[Extracted data]
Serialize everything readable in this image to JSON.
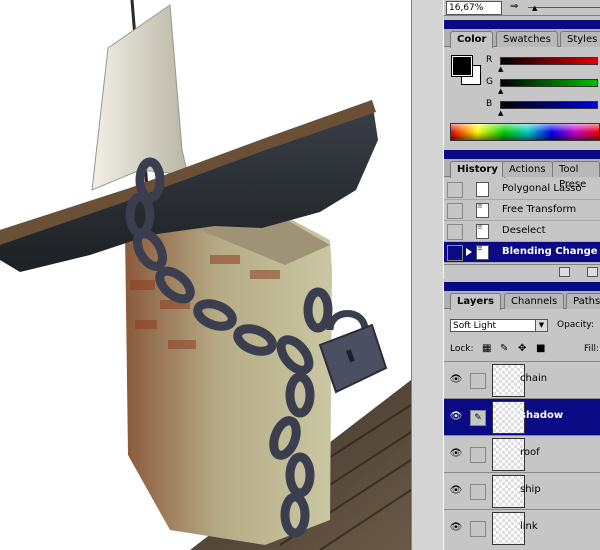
{
  "navigator": {
    "zoom": "16,67%",
    "zoom_out_icon": "zoom-out-icon"
  },
  "color_palette": {
    "tabs": [
      "Color",
      "Swatches",
      "Styles"
    ],
    "active_tab": "Color",
    "foreground": "#000000",
    "background": "#ffffff",
    "channels": [
      {
        "label": "R",
        "value": 0,
        "color": "#e00000"
      },
      {
        "label": "G",
        "value": 0,
        "color": "#00c000"
      },
      {
        "label": "B",
        "value": 0,
        "color": "#0000e0"
      }
    ]
  },
  "history_palette": {
    "tabs": [
      "History",
      "Actions",
      "Tool Prese"
    ],
    "active_tab": "History",
    "items": [
      {
        "label": "Polygonal Lasso",
        "selected": false
      },
      {
        "label": "Free Transform",
        "selected": false
      },
      {
        "label": "Deselect",
        "selected": false
      },
      {
        "label": "Blending Change",
        "selected": true
      }
    ]
  },
  "layers_palette": {
    "tabs": [
      "Layers",
      "Channels",
      "Paths"
    ],
    "active_tab": "Layers",
    "blend_mode": "Soft Light",
    "opacity_label": "Opacity:",
    "lock_label": "Lock:",
    "fill_label": "Fill:",
    "layers": [
      {
        "name": "chain",
        "visible": true,
        "selected": false
      },
      {
        "name": "shadow",
        "visible": true,
        "selected": true
      },
      {
        "name": "roof",
        "visible": true,
        "selected": false
      },
      {
        "name": "ship",
        "visible": true,
        "selected": false
      },
      {
        "name": "link",
        "visible": true,
        "selected": false
      }
    ]
  },
  "colors": {
    "palette_titlebar": "#0a0a84",
    "selection": "#0a0a84",
    "panel_bg": "#c6c6c6"
  }
}
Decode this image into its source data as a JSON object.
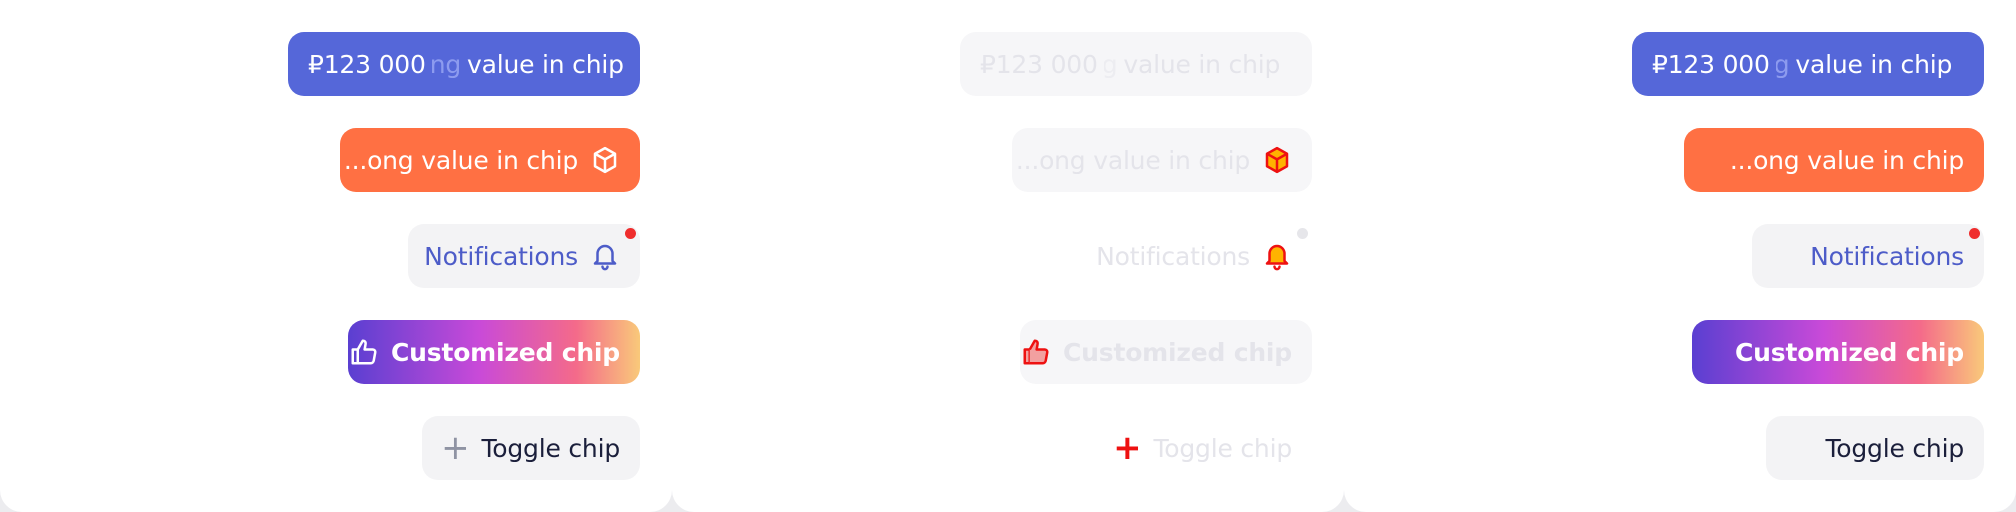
{
  "colors": {
    "primary": "#5567d9",
    "accent_orange": "#ff7043",
    "neutral_chip": "#f3f3f5",
    "badge_red": "#ef2d2d",
    "disabled_text": "#e4e4ea"
  },
  "panels": [
    {
      "state": "enabled",
      "price_value": "₽123 000",
      "price_fade": "ng",
      "price_label": "value in chip",
      "long_label": "...ong value in chip",
      "notif_label": "Notifications",
      "custom_label": "Customized chip",
      "toggle_label": "Toggle chip"
    },
    {
      "state": "disabled",
      "price_value": "₽123 000",
      "price_fade": "g",
      "price_label": "value in chip",
      "long_label": "...ong value in chip",
      "notif_label": "Notifications",
      "custom_label": "Customized chip",
      "toggle_label": "Toggle chip"
    },
    {
      "state": "no-icons",
      "price_value": "₽123 000",
      "price_fade": "g",
      "price_label": "value in chip",
      "long_label": "...ong value in chip",
      "notif_label": "Notifications",
      "custom_label": "Customized chip",
      "toggle_label": "Toggle chip"
    }
  ],
  "icons": {
    "cube": "cube-icon",
    "bell": "bell-icon",
    "thumb": "thumbs-up-icon",
    "plus": "plus-icon"
  }
}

[What you need to do] Search the listing for the word "state". Copy every line in which it occurs.

[Reply]
      "state": "enabled",
      "state": "disabled",
      "state": "no-icons",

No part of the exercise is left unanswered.